-- EXERCISE REQUIREMENTS --
Output every line of the material exactly, omitting images.

[Part of a data file]

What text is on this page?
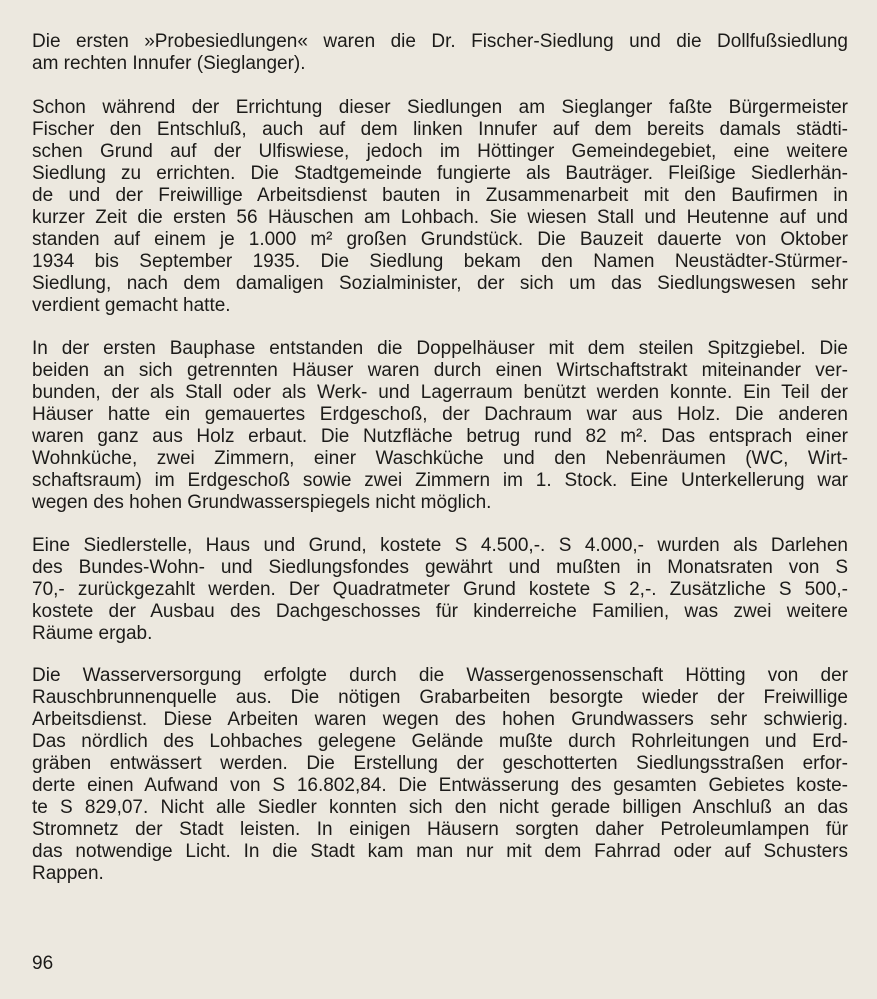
Die ersten »Probesiedlungen« waren die Dr. Fischer-Siedlung und die Dollfußsiedlung
am rechten Innufer (Sieglanger).
Schon während der Errichtung dieser Siedlungen am Sieglanger faßte Bürgermeister
Fischer den Entschluß, auch auf dem linken Innufer auf dem bereits damals städti-
schen Grund auf der Ulfiswiese, jedoch im Höttinger Gemeindegebiet, eine weitere
Siedlung zu errichten. Die Stadtgemeinde fungierte als Bauträger. Fleißige Siedlerhän-
de und der Freiwillige Arbeitsdienst bauten in Zusammenarbeit mit den Baufirmen in
kurzer Zeit die ersten 56 Häuschen am Lohbach. Sie wiesen Stall und Heutenne auf und
standen auf einem je 1.000 m² großen Grundstück. Die Bauzeit dauerte von Oktober
1934 bis September 1935. Die Siedlung bekam den Namen Neustädter-Stürmer-
Siedlung, nach dem damaligen Sozialminister, der sich um das Siedlungswesen sehr
verdient gemacht hatte.
In der ersten Bauphase entstanden die Doppelhäuser mit dem steilen Spitzgiebel. Die
beiden an sich getrennten Häuser waren durch einen Wirtschaftstrakt miteinander ver-
bunden, der als Stall oder als Werk- und Lagerraum benützt werden konnte. Ein Teil der
Häuser hatte ein gemauertes Erdgeschoß, der Dachraum war aus Holz. Die anderen
waren ganz aus Holz erbaut. Die Nutzfläche betrug rund 82 m². Das entsprach einer
Wohnküche, zwei Zimmern, einer Waschküche und den Nebenräumen (WC, Wirt-
schaftsraum) im Erdgeschoß sowie zwei Zimmern im 1. Stock. Eine Unterkellerung war
wegen des hohen Grundwasserspiegels nicht möglich.
Eine Siedlerstelle, Haus und Grund, kostete S 4.500,-. S 4.000,- wurden als Darlehen
des Bundes-Wohn- und Siedlungsfondes gewährt und mußten in Monatsraten von S
70,- zurückgezahlt werden. Der Quadratmeter Grund kostete S 2,-. Zusätzliche S 500,-
kostete der Ausbau des Dachgeschosses für kinderreiche Familien, was zwei weitere
Räume ergab.
Die Wasserversorgung erfolgte durch die Wassergenossenschaft Hötting von der
Rauschbrunnenquelle aus. Die nötigen Grabarbeiten besorgte wieder der Freiwillige
Arbeitsdienst. Diese Arbeiten waren wegen des hohen Grundwassers sehr schwierig.
Das nördlich des Lohbaches gelegene Gelände mußte durch Rohrleitungen und Erd-
gräben entwässert werden. Die Erstellung der geschotterten Siedlungsstraßen erfor-
derte einen Aufwand von S 16.802,84. Die Entwässerung des gesamten Gebietes koste-
te S 829,07. Nicht alle Siedler konnten sich den nicht gerade billigen Anschluß an das
Stromnetz der Stadt leisten. In einigen Häusern sorgten daher Petroleumlampen für
das notwendige Licht. In die Stadt kam man nur mit dem Fahrrad oder auf Schusters
Rappen.
96
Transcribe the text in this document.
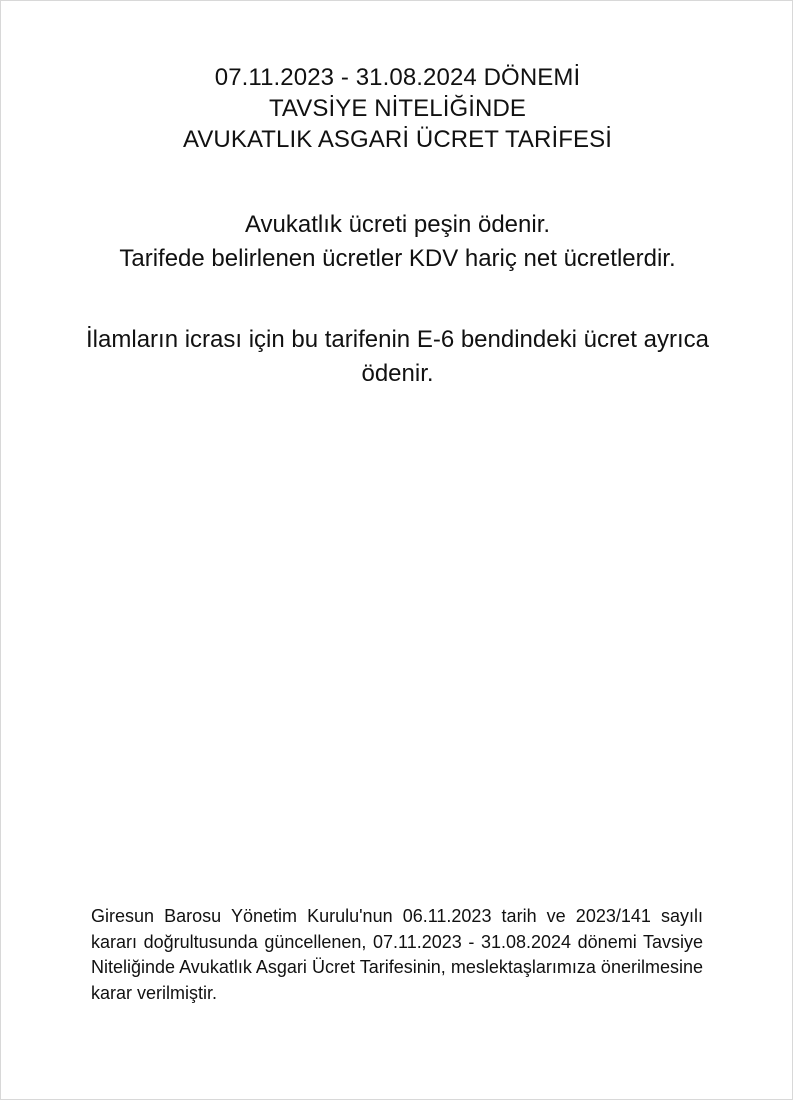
07.11.2023 - 31.08.2024 DÖNEMİ
TAVSİYE NİTELİĞİNDE
AVUKATLIK ASGARİ ÜCRET TARİFESİ
Avukatlık ücreti peşin ödenir.
Tarifede belirlenen ücretler KDV hariç net ücretlerdir.
İlamların icrası için bu tarifenin E-6 bendindeki ücret ayrıca ödenir.
Giresun Barosu Yönetim Kurulu'nun 06.11.2023 tarih ve 2023/141 sayılı kararı doğrultusunda güncellenen, 07.11.2023 - 31.08.2024 dönemi Tavsiye Niteliğinde Avukatlık Asgari Ücret Tarifesinin, meslektaşlarımıza önerilmesine karar verilmiştir.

-- TASK RESULT --
What text is on this page?
Die ersten »Probesiedlungen« waren die Dr. Fischer-Siedlung und die Dollfußsiedlung
am rechten Innufer (Sieglanger).
Schon während der Errichtung dieser Siedlungen am Sieglanger faßte Bürgermeister
Fischer den Entschluß, auch auf dem linken Innufer auf dem bereits damals städti-
schen Grund auf der Ulfiswiese, jedoch im Höttinger Gemeindegebiet, eine weitere
Siedlung zu errichten. Die Stadtgemeinde fungierte als Bauträger. Fleißige Siedlerhän-
de und der Freiwillige Arbeitsdienst bauten in Zusammenarbeit mit den Baufirmen in
kurzer Zeit die ersten 56 Häuschen am Lohbach. Sie wiesen Stall und Heutenne auf und
standen auf einem je 1.000 m² großen Grundstück. Die Bauzeit dauerte von Oktober
1934 bis September 1935. Die Siedlung bekam den Namen Neustädter-Stürmer-
Siedlung, nach dem damaligen Sozialminister, der sich um das Siedlungswesen sehr
verdient gemacht hatte.
In der ersten Bauphase entstanden die Doppelhäuser mit dem steilen Spitzgiebel. Die
beiden an sich getrennten Häuser waren durch einen Wirtschaftstrakt miteinander ver-
bunden, der als Stall oder als Werk- und Lagerraum benützt werden konnte. Ein Teil der
Häuser hatte ein gemauertes Erdgeschoß, der Dachraum war aus Holz. Die anderen
waren ganz aus Holz erbaut. Die Nutzfläche betrug rund 82 m². Das entsprach einer
Wohnküche, zwei Zimmern, einer Waschküche und den Nebenräumen (WC, Wirt-
schaftsraum) im Erdgeschoß sowie zwei Zimmern im 1. Stock. Eine Unterkellerung war
wegen des hohen Grundwasserspiegels nicht möglich.
Eine Siedlerstelle, Haus und Grund, kostete S 4.500,-. S 4.000,- wurden als Darlehen
des Bundes-Wohn- und Siedlungsfondes gewährt und mußten in Monatsraten von S
70,- zurückgezahlt werden. Der Quadratmeter Grund kostete S 2,-. Zusätzliche S 500,-
kostete der Ausbau des Dachgeschosses für kinderreiche Familien, was zwei weitere
Räume ergab.
Die Wasserversorgung erfolgte durch die Wassergenossenschaft Hötting von der
Rauschbrunnenquelle aus. Die nötigen Grabarbeiten besorgte wieder der Freiwillige
Arbeitsdienst. Diese Arbeiten waren wegen des hohen Grundwassers sehr schwierig.
Das nördlich des Lohbaches gelegene Gelände mußte durch Rohrleitungen und Erd-
gräben entwässert werden. Die Erstellung der geschotterten Siedlungsstraßen erfor-
derte einen Aufwand von S 16.802,84. Die Entwässerung des gesamten Gebietes koste-
te S 829,07. Nicht alle Siedler konnten sich den nicht gerade billigen Anschluß an das
Stromnetz der Stadt leisten. In einigen Häusern sorgten daher Petroleumlampen für
das notwendige Licht. In die Stadt kam man nur mit dem Fahrrad oder auf Schusters
Rappen.
96
Transcribe the text in this document.
07.11.2023 - 31.08.2024 DÖNEMİ
TAVSİYE NİTELİĞİNDE
AVUKATLIK ASGARİ ÜCRET TARİFESİ
Avukatlık ücreti peşin ödenir.
Tarifede belirlenen ücretler KDV hariç net ücretlerdir.
İlamların icrası için bu tarifenin E-6 bendindeki ücret ayrıca ödenir.
Giresun Barosu Yönetim Kurulu'nun 06.11.2023 tarih ve 2023/141 sayılı kararı doğrultusunda güncellenen, 07.11.2023 - 31.08.2024 dönemi Tavsiye Niteliğinde Avukatlık Asgari Ücret Tarifesinin, meslektaşlarımıza önerilmesine karar verilmiştir.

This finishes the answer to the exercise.